(Records from a data source)
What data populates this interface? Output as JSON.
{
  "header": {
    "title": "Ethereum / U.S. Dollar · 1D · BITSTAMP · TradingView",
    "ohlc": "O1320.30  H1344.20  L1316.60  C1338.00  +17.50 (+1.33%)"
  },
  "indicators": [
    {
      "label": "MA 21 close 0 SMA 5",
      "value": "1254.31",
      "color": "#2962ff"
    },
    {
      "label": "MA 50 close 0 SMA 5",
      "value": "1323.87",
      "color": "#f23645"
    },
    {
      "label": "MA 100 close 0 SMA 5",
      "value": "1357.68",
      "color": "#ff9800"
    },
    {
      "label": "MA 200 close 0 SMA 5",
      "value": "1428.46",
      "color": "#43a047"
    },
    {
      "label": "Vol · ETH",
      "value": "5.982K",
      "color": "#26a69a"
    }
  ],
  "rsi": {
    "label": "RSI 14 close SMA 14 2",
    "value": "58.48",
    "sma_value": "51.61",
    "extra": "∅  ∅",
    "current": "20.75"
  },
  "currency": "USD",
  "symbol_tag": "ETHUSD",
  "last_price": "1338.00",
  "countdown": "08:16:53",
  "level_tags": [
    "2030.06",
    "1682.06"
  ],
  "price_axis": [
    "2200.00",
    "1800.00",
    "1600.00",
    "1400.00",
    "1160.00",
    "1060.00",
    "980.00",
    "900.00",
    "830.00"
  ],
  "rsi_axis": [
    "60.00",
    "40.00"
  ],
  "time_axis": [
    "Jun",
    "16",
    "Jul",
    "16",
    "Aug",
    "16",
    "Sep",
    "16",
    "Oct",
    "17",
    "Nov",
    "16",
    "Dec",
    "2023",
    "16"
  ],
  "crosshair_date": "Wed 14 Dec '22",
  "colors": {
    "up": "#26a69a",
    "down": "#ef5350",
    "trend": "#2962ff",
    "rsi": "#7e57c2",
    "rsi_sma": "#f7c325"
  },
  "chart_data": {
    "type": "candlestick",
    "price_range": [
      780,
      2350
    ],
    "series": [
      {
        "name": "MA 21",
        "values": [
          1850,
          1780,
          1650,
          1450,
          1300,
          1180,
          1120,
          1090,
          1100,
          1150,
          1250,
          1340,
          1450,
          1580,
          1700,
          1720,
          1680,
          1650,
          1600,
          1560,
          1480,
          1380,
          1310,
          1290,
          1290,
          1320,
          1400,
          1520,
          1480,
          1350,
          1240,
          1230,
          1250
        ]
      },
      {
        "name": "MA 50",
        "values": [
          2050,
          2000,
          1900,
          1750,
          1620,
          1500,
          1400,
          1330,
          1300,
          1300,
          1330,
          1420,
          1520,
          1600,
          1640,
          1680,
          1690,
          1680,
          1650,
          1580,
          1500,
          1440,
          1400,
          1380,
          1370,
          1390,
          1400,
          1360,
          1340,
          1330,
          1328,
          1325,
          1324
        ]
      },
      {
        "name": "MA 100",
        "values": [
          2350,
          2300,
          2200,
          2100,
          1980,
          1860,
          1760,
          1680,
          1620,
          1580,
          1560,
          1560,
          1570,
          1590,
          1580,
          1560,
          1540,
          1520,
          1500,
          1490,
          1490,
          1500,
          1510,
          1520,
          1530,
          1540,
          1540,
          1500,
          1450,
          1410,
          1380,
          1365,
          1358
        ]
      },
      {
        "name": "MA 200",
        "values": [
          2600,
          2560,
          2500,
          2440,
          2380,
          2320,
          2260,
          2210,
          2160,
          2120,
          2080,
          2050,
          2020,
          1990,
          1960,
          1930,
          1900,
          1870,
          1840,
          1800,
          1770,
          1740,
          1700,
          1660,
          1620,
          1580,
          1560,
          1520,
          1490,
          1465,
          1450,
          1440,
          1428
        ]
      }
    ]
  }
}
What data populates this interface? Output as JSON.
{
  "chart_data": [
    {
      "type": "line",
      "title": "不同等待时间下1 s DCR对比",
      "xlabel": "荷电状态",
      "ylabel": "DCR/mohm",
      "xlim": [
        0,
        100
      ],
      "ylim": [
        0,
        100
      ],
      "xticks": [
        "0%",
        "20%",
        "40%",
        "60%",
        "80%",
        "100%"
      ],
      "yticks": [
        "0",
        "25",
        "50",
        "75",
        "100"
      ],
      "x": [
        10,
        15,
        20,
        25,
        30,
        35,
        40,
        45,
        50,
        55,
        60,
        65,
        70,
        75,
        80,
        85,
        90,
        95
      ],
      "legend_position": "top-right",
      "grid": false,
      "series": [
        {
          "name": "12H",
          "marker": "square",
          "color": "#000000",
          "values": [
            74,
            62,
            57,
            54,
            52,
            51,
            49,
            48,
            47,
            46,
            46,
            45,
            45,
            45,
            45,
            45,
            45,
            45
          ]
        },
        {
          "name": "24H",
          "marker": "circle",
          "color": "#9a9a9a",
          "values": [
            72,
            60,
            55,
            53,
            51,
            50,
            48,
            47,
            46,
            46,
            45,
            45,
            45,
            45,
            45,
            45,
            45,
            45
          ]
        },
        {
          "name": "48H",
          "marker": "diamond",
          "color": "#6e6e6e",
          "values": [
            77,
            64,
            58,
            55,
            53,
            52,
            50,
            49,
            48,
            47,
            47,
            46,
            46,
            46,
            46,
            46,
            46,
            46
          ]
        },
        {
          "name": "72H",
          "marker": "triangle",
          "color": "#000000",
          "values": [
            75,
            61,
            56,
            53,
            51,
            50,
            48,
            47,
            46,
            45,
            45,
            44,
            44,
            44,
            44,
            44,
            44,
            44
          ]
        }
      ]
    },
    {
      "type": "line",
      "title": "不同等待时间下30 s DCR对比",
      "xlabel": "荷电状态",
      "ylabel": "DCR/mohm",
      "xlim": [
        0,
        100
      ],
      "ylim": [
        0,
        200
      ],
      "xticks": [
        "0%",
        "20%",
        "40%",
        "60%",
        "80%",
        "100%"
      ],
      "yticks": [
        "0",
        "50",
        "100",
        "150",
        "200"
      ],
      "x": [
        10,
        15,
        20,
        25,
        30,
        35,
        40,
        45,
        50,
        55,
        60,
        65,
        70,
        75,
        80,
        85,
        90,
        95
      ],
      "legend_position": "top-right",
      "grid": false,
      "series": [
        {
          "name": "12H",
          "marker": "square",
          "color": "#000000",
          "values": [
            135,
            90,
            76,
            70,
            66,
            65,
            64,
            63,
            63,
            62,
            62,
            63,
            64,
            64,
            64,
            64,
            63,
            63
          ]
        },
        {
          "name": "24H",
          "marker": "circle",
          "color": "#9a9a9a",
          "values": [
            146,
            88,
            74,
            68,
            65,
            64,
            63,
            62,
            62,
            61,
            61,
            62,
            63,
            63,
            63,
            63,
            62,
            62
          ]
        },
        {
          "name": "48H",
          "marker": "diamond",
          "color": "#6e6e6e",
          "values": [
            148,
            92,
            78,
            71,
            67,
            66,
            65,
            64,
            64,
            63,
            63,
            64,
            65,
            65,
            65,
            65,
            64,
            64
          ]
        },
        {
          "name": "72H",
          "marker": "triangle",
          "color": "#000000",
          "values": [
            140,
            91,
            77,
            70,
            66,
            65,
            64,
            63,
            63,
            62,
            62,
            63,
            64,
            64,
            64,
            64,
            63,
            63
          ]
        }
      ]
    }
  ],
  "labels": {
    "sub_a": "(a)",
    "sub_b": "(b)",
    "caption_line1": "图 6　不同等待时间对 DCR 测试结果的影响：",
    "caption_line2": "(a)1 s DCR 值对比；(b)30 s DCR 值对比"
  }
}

Requirements
Copy every line verbatim.

Exercise result
What data populates this interface? Output as JSON.
{
  "header": {
    "title": "Ethereum / U.S. Dollar · 1D · BITSTAMP · TradingView",
    "ohlc": "O1320.30  H1344.20  L1316.60  C1338.00  +17.50 (+1.33%)"
  },
  "indicators": [
    {
      "label": "MA 21 close 0 SMA 5",
      "value": "1254.31",
      "color": "#2962ff"
    },
    {
      "label": "MA 50 close 0 SMA 5",
      "value": "1323.87",
      "color": "#f23645"
    },
    {
      "label": "MA 100 close 0 SMA 5",
      "value": "1357.68",
      "color": "#ff9800"
    },
    {
      "label": "MA 200 close 0 SMA 5",
      "value": "1428.46",
      "color": "#43a047"
    },
    {
      "label": "Vol · ETH",
      "value": "5.982K",
      "color": "#26a69a"
    }
  ],
  "rsi": {
    "label": "RSI 14 close SMA 14 2",
    "value": "58.48",
    "sma_value": "51.61",
    "extra": "∅  ∅",
    "current": "20.75"
  },
  "currency": "USD",
  "symbol_tag": "ETHUSD",
  "last_price": "1338.00",
  "countdown": "08:16:53",
  "level_tags": [
    "2030.06",
    "1682.06"
  ],
  "price_axis": [
    "2200.00",
    "1800.00",
    "1600.00",
    "1400.00",
    "1160.00",
    "1060.00",
    "980.00",
    "900.00",
    "830.00"
  ],
  "rsi_axis": [
    "60.00",
    "40.00"
  ],
  "time_axis": [
    "Jun",
    "16",
    "Jul",
    "16",
    "Aug",
    "16",
    "Sep",
    "16",
    "Oct",
    "17",
    "Nov",
    "16",
    "Dec",
    "2023",
    "16"
  ],
  "crosshair_date": "Wed 14 Dec '22",
  "colors": {
    "up": "#26a69a",
    "down": "#ef5350",
    "trend": "#2962ff",
    "rsi": "#7e57c2",
    "rsi_sma": "#f7c325"
  },
  "chart_data": {
    "type": "candlestick",
    "price_range": [
      780,
      2350
    ],
    "series": [
      {
        "name": "MA 21",
        "values": [
          1850,
          1780,
          1650,
          1450,
          1300,
          1180,
          1120,
          1090,
          1100,
          1150,
          1250,
          1340,
          1450,
          1580,
          1700,
          1720,
          1680,
          1650,
          1600,
          1560,
          1480,
          1380,
          1310,
          1290,
          1290,
          1320,
          1400,
          1520,
          1480,
          1350,
          1240,
          1230,
          1250
        ]
      },
      {
        "name": "MA 50",
        "values": [
          2050,
          2000,
          1900,
          1750,
          1620,
          1500,
          1400,
          1330,
          1300,
          1300,
          1330,
          1420,
          1520,
          1600,
          1640,
          1680,
          1690,
          1680,
          1650,
          1580,
          1500,
          1440,
          1400,
          1380,
          1370,
          1390,
          1400,
          1360,
          1340,
          1330,
          1328,
          1325,
          1324
        ]
      },
      {
        "name": "MA 100",
        "values": [
          2350,
          2300,
          2200,
          2100,
          1980,
          1860,
          1760,
          1680,
          1620,
          1580,
          1560,
          1560,
          1570,
          1590,
          1580,
          1560,
          1540,
          1520,
          1500,
          1490,
          1490,
          1500,
          1510,
          1520,
          1530,
          1540,
          1540,
          1500,
          1450,
          1410,
          1380,
          1365,
          1358
        ]
      },
      {
        "name": "MA 200",
        "values": [
          2600,
          2560,
          2500,
          2440,
          2380,
          2320,
          2260,
          2210,
          2160,
          2120,
          2080,
          2050,
          2020,
          1990,
          1960,
          1930,
          1900,
          1870,
          1840,
          1800,
          1770,
          1740,
          1700,
          1660,
          1620,
          1580,
          1560,
          1520,
          1490,
          1465,
          1450,
          1440,
          1428
        ]
      }
    ]
  }
}
What data populates this interface? Output as JSON.
{
  "chart_data": [
    {
      "type": "line",
      "title": "不同等待时间下1 s DCR对比",
      "xlabel": "荷电状态",
      "ylabel": "DCR/mohm",
      "xlim": [
        0,
        100
      ],
      "ylim": [
        0,
        100
      ],
      "xticks": [
        "0%",
        "20%",
        "40%",
        "60%",
        "80%",
        "100%"
      ],
      "yticks": [
        "0",
        "25",
        "50",
        "75",
        "100"
      ],
      "x": [
        10,
        15,
        20,
        25,
        30,
        35,
        40,
        45,
        50,
        55,
        60,
        65,
        70,
        75,
        80,
        85,
        90,
        95
      ],
      "legend_position": "top-right",
      "grid": false,
      "series": [
        {
          "name": "12H",
          "marker": "square",
          "color": "#000000",
          "values": [
            74,
            62,
            57,
            54,
            52,
            51,
            49,
            48,
            47,
            46,
            46,
            45,
            45,
            45,
            45,
            45,
            45,
            45
          ]
        },
        {
          "name": "24H",
          "marker": "circle",
          "color": "#9a9a9a",
          "values": [
            72,
            60,
            55,
            53,
            51,
            50,
            48,
            47,
            46,
            46,
            45,
            45,
            45,
            45,
            45,
            45,
            45,
            45
          ]
        },
        {
          "name": "48H",
          "marker": "diamond",
          "color": "#6e6e6e",
          "values": [
            77,
            64,
            58,
            55,
            53,
            52,
            50,
            49,
            48,
            47,
            47,
            46,
            46,
            46,
            46,
            46,
            46,
            46
          ]
        },
        {
          "name": "72H",
          "marker": "triangle",
          "color": "#000000",
          "values": [
            75,
            61,
            56,
            53,
            51,
            50,
            48,
            47,
            46,
            45,
            45,
            44,
            44,
            44,
            44,
            44,
            44,
            44
          ]
        }
      ]
    },
    {
      "type": "line",
      "title": "不同等待时间下30 s DCR对比",
      "xlabel": "荷电状态",
      "ylabel": "DCR/mohm",
      "xlim": [
        0,
        100
      ],
      "ylim": [
        0,
        200
      ],
      "xticks": [
        "0%",
        "20%",
        "40%",
        "60%",
        "80%",
        "100%"
      ],
      "yticks": [
        "0",
        "50",
        "100",
        "150",
        "200"
      ],
      "x": [
        10,
        15,
        20,
        25,
        30,
        35,
        40,
        45,
        50,
        55,
        60,
        65,
        70,
        75,
        80,
        85,
        90,
        95
      ],
      "legend_position": "top-right",
      "grid": false,
      "series": [
        {
          "name": "12H",
          "marker": "square",
          "color": "#000000",
          "values": [
            135,
            90,
            76,
            70,
            66,
            65,
            64,
            63,
            63,
            62,
            62,
            63,
            64,
            64,
            64,
            64,
            63,
            63
          ]
        },
        {
          "name": "24H",
          "marker": "circle",
          "color": "#9a9a9a",
          "values": [
            146,
            88,
            74,
            68,
            65,
            64,
            63,
            62,
            62,
            61,
            61,
            62,
            63,
            63,
            63,
            63,
            62,
            62
          ]
        },
        {
          "name": "48H",
          "marker": "diamond",
          "color": "#6e6e6e",
          "values": [
            148,
            92,
            78,
            71,
            67,
            66,
            65,
            64,
            64,
            63,
            63,
            64,
            65,
            65,
            65,
            65,
            64,
            64
          ]
        },
        {
          "name": "72H",
          "marker": "triangle",
          "color": "#000000",
          "values": [
            140,
            91,
            77,
            70,
            66,
            65,
            64,
            63,
            63,
            62,
            62,
            63,
            64,
            64,
            64,
            64,
            63,
            63
          ]
        }
      ]
    }
  ],
  "labels": {
    "sub_a": "(a)",
    "sub_b": "(b)",
    "caption_line1": "图 6　不同等待时间对 DCR 测试结果的影响：",
    "caption_line2": "(a)1 s DCR 值对比；(b)30 s DCR 值对比"
  }
}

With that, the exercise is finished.